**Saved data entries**
--------------------------------------------------

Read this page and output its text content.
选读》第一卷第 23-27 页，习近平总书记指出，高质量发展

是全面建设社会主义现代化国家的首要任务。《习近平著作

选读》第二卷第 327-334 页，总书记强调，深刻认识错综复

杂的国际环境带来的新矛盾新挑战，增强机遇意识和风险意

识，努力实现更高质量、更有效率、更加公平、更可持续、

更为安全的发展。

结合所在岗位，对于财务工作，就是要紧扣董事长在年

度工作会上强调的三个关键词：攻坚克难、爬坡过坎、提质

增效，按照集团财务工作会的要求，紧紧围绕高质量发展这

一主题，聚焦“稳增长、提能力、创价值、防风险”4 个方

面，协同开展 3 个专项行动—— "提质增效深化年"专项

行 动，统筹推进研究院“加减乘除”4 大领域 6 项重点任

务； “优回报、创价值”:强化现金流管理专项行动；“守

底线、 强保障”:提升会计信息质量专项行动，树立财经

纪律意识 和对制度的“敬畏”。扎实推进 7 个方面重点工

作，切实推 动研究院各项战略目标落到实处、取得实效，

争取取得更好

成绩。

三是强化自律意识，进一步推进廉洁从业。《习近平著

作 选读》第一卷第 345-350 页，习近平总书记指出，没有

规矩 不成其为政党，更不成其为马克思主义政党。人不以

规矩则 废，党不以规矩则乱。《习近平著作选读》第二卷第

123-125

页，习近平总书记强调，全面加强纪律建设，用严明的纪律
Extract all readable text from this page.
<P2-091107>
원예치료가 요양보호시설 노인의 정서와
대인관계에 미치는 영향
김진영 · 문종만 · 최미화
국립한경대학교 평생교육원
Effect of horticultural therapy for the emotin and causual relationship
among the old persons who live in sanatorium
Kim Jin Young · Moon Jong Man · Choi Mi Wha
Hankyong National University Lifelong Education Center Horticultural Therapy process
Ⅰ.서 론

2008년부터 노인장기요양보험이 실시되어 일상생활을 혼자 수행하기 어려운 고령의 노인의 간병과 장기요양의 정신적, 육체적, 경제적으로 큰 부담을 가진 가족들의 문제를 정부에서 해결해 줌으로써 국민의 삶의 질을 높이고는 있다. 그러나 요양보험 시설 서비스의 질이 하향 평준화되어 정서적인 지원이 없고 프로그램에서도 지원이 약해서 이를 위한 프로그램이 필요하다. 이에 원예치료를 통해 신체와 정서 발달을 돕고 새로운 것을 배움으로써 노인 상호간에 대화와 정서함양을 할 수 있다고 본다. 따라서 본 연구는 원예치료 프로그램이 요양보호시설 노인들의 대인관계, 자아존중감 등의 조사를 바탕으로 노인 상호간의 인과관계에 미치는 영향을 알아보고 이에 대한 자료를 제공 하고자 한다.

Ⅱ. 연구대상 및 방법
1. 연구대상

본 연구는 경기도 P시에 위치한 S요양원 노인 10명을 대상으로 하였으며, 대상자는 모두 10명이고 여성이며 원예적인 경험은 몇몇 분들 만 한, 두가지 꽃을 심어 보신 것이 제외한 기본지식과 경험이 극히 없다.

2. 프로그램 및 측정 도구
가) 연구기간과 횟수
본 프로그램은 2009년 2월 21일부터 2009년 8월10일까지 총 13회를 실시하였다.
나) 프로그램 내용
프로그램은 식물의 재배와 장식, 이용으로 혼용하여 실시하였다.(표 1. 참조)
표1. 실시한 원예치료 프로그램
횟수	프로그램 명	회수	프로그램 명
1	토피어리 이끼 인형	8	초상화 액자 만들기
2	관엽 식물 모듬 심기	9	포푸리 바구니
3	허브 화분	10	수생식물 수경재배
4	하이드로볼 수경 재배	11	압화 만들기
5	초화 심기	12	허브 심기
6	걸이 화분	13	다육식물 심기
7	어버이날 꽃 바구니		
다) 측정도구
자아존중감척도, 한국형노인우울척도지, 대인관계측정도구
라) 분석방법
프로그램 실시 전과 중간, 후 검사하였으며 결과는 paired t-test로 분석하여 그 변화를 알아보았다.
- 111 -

--------------------------------------------------

**YOUR OBJECTIVE**
Starting at the line that contains "Extract all readable text from this page.", retype each line through the end of the listing above and nothing else.

**TASK ANSWER**
Extract all readable text from this page.
<P2-091107>
원예치료가 요양보호시설 노인의 정서와
대인관계에 미치는 영향
김진영 · 문종만 · 최미화
국립한경대학교 평생교육원
Effect of horticultural therapy for the emotin and causual relationship
among the old persons who live in sanatorium
Kim Jin Young · Moon Jong Man · Choi Mi Wha
Hankyong National University Lifelong Education Center Horticultural Therapy process
Ⅰ.서 론

2008년부터 노인장기요양보험이 실시되어 일상생활을 혼자 수행하기 어려운 고령의 노인의 간병과 장기요양의 정신적, 육체적, 경제적으로 큰 부담을 가진 가족들의 문제를 정부에서 해결해 줌으로써 국민의 삶의 질을 높이고는 있다. 그러나 요양보험 시설 서비스의 질이 하향 평준화되어 정서적인 지원이 없고 프로그램에서도 지원이 약해서 이를 위한 프로그램이 필요하다. 이에 원예치료를 통해 신체와 정서 발달을 돕고 새로운 것을 배움으로써 노인 상호간에 대화와 정서함양을 할 수 있다고 본다. 따라서 본 연구는 원예치료 프로그램이 요양보호시설 노인들의 대인관계, 자아존중감 등의 조사를 바탕으로 노인 상호간의 인과관계에 미치는 영향을 알아보고 이에 대한 자료를 제공 하고자 한다.

Ⅱ. 연구대상 및 방법
1. 연구대상

본 연구는 경기도 P시에 위치한 S요양원 노인 10명을 대상으로 하였으며, 대상자는 모두 10명이고 여성이며 원예적인 경험은 몇몇 분들 만 한, 두가지 꽃을 심어 보신 것이 제외한 기본지식과 경험이 극히 없다.

2. 프로그램 및 측정 도구
가) 연구기간과 횟수
본 프로그램은 2009년 2월 21일부터 2009년 8월10일까지 총 13회를 실시하였다.
나) 프로그램 내용
프로그램은 식물의 재배와 장식, 이용으로 혼용하여 실시하였다.(표 1. 참조)
표1. 실시한 원예치료 프로그램
횟수	프로그램 명	회수	프로그램 명
1	토피어리 이끼 인형	8	초상화 액자 만들기
2	관엽 식물 모듬 심기	9	포푸리 바구니
3	허브 화분	10	수생식물 수경재배
4	하이드로볼 수경 재배	11	압화 만들기
5	초화 심기	12	허브 심기
6	걸이 화분	13	다육식물 심기
7	어버이날 꽃 바구니		
다) 측정도구
자아존중감척도, 한국형노인우울척도지, 대인관계측정도구
라) 분석방법
프로그램 실시 전과 중간, 후 검사하였으며 결과는 paired t-test로 분석하여 그 변화를 알아보았다.
- 111 -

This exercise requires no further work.